## AIM OF THE TASK
Print out the material that follows word for word.

Start of SUPPLIED DATA

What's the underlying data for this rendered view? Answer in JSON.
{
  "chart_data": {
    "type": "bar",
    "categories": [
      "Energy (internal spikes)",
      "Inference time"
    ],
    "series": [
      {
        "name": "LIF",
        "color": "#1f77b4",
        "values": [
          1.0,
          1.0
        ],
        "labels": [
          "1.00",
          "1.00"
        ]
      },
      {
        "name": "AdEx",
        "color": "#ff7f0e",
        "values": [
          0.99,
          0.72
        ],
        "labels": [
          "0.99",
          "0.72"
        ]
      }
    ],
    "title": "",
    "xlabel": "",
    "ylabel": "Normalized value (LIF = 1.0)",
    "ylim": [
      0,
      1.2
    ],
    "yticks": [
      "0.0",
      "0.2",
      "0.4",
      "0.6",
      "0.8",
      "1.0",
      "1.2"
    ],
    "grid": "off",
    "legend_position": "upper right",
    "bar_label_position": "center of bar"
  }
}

End of SUPPLIED DATA

## WRITTEN SOLUTION
What's the underlying data for this rendered view? Answer in JSON.
{
  "chart_data": {
    "type": "bar",
    "categories": [
      "Energy (internal spikes)",
      "Inference time"
    ],
    "series": [
      {
        "name": "LIF",
        "color": "#1f77b4",
        "values": [
          1.0,
          1.0
        ],
        "labels": [
          "1.00",
          "1.00"
        ]
      },
      {
        "name": "AdEx",
        "color": "#ff7f0e",
        "values": [
          0.99,
          0.72
        ],
        "labels": [
          "0.99",
          "0.72"
        ]
      }
    ],
    "title": "",
    "xlabel": "",
    "ylabel": "Normalized value (LIF = 1.0)",
    "ylim": [
      0,
      1.2
    ],
    "yticks": [
      "0.0",
      "0.2",
      "0.4",
      "0.6",
      "0.8",
      "1.0",
      "1.2"
    ],
    "grid": "off",
    "legend_position": "upper right",
    "bar_label_position": "center of bar"
  }
}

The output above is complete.